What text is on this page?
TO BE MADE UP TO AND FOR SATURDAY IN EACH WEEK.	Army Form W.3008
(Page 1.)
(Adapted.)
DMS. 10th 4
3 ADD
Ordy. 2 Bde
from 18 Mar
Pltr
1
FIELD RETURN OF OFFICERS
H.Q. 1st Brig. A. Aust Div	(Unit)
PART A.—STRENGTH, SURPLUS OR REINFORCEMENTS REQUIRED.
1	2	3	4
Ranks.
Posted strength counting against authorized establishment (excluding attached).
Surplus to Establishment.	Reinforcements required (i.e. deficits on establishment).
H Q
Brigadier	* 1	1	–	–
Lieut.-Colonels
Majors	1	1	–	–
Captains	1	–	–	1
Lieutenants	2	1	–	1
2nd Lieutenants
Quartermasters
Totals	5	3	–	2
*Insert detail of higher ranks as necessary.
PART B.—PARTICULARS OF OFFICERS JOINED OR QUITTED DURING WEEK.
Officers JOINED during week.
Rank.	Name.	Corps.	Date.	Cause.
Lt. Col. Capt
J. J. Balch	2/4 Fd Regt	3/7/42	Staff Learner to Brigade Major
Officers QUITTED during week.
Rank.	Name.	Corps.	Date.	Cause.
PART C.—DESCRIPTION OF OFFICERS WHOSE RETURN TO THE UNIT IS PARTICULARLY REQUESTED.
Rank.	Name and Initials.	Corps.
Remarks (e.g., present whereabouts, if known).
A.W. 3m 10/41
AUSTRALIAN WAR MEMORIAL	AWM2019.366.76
------------------------------------
Goal of the exercise =>
Write out each line of the data above again, exactly as given.

Written response =>
What text is on this page?
TO BE MADE UP TO AND FOR SATURDAY IN EACH WEEK.	Army Form W.3008
(Page 1.)
(Adapted.)
DMS. 10th 4
3 ADD
Ordy. 2 Bde
from 18 Mar
Pltr
1
FIELD RETURN OF OFFICERS
H.Q. 1st Brig. A. Aust Div	(Unit)
PART A.—STRENGTH, SURPLUS OR REINFORCEMENTS REQUIRED.
1	2	3	4
Ranks.
Posted strength counting against authorized establishment (excluding attached).
Surplus to Establishment.	Reinforcements required (i.e. deficits on establishment).
H Q
Brigadier	* 1	1	–	–
Lieut.-Colonels
Majors	1	1	–	–
Captains	1	–	–	1
Lieutenants	2	1	–	1
2nd Lieutenants
Quartermasters
Totals	5	3	–	2
*Insert detail of higher ranks as necessary.
PART B.—PARTICULARS OF OFFICERS JOINED OR QUITTED DURING WEEK.
Officers JOINED during week.
Rank.	Name.	Corps.	Date.	Cause.
Lt. Col. Capt
J. J. Balch	2/4 Fd Regt	3/7/42	Staff Learner to Brigade Major
Officers QUITTED during week.
Rank.	Name.	Corps.	Date.	Cause.
PART C.—DESCRIPTION OF OFFICERS WHOSE RETURN TO THE UNIT IS PARTICULARLY REQUESTED.
Rank.	Name and Initials.	Corps.
Remarks (e.g., present whereabouts, if known).
A.W. 3m 10/41
AUSTRALIAN WAR MEMORIAL	AWM2019.366.76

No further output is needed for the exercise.